• INSTRUCTIONS TO FOLLOW: In the records below, find each line containing the word "mais" and copy it.

• Recorded data:

# # # #

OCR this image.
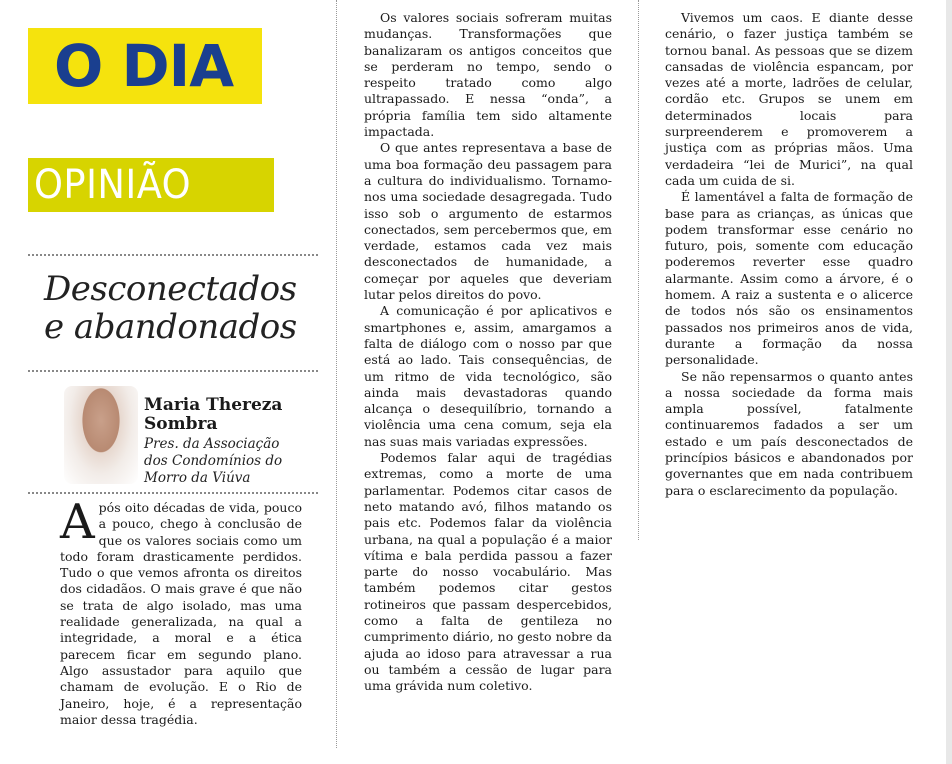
O DIA
OPINIÃO
Desconectados e abandonados
Maria Thereza Sombra
Pres. da Associação dos Condomínios do Morro da Viúva

Após oito décadas de vida, pouco a pouco, chego à conclusão de que os valores sociais como um todo foram drasticamente perdidos. Tudo o que vemos afronta os direitos dos cidadãos. O mais grave é que não se trata de algo isolado, mas uma realidade generalizada, na qual a integridade, a moral e a ética parecem ficar em segundo plano. Algo assustador para aquilo que chamam de evolução. E o Rio de Janeiro, hoje, é a representação maior dessa tragédia.

Os valores sociais sofreram muitas mudanças. Transformações que banalizaram os antigos conceitos que se perderam no tempo, sendo o respeito tratado como algo ultrapassado. E nessa “onda”, a própria família tem sido altamente impactada.

O que antes representava a base de uma boa formação deu passagem para a cultura do individualismo. Tornamo-nos uma sociedade desagregada. Tudo isso sob o argumento de estarmos conectados, sem percebermos que, em verdade, estamos cada vez mais desconectados de humanidade, a começar por aqueles que deveriam lutar pelos direitos do povo.

A comunicação é por aplicativos e smartphones e, assim, amargamos a falta de diálogo com o nosso par que está ao lado. Tais consequências, de um ritmo de vida tecnológico, são ainda mais devastadoras quando alcança o desequilíbrio, tornando a violência uma cena comum, seja ela nas suas mais variadas expressões.

Podemos falar aqui de tragédias extremas, como a morte de uma parlamentar. Podemos citar casos de neto matando avó, filhos matando os pais etc. Podemos falar da violência urbana, na qual a população é a maior vítima e bala perdida passou a fazer parte do nosso vocabulário. Mas também podemos citar gestos rotineiros que passam despercebidos, como a falta de gentileza no cumprimento diário, no gesto nobre da ajuda ao idoso para atravessar a rua ou também a cessão de lugar para uma grávida num coletivo.

Vivemos um caos. E diante desse cenário, o fazer justiça também se tornou banal. As pessoas que se dizem cansadas de violência espancam, por vezes até a morte, ladrões de celular, cordão etc. Grupos se unem em determinados locais para surpreenderem e promoverem a justiça com as próprias mãos. Uma verdadeira “lei de Murici”, na qual cada um cuida de si.

É lamentável a falta de formação de base para as crianças, as únicas que podem transformar esse cenário no futuro, pois, somente com educação poderemos reverter esse quadro alarmante. Assim como a árvore, é o homem. A raiz a sustenta e o alicerce de todos nós são os ensinamentos passados nos primeiros anos de vida, durante a formação da nossa personalidade.

Se não repensarmos o quanto antes a nossa sociedade da forma mais ampla possível, fatalmente continuaremos fadados a ser um estado e um país desconectados de princípios básicos e abandonados por governantes que em nada contribuem para o esclarecimento da população.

# # # #

• FINAL RESULT:
Após oito décadas de vida, pouco a pouco, chego à conclusão de que os valores sociais como um todo foram drasticamente perdidos. Tudo o que vemos afronta os direitos dos cidadãos. O mais grave é que não se trata de algo isolado, mas uma realidade generalizada, na qual a integridade, a moral e a ética parecem ficar em segundo plano. Algo assustador para aquilo que chamam de evolução. E o Rio de Janeiro, hoje, é a representação maior dessa tragédia.
O que antes representava a base de uma boa formação deu passagem para a cultura do individualismo. Tornamo-nos uma sociedade desagregada. Tudo isso sob o argumento de estarmos conectados, sem percebermos que, em verdade, estamos cada vez mais desconectados de humanidade, a começar por aqueles que deveriam lutar pelos direitos do povo.
A comunicação é por aplicativos e smartphones e, assim, amargamos a falta de diálogo com o nosso par que está ao lado. Tais consequências, de um ritmo de vida tecnológico, são ainda mais devastadoras quando alcança o desequilíbrio, tornando a violência uma cena comum, seja ela nas suas mais variadas expressões.
Se não repensarmos o quanto antes a nossa sociedade da forma mais ampla possível, fatalmente continuaremos fadados a ser um estado e um país desconectados de princípios básicos e abandonados por governantes que em nada contribuem para o esclarecimento da população.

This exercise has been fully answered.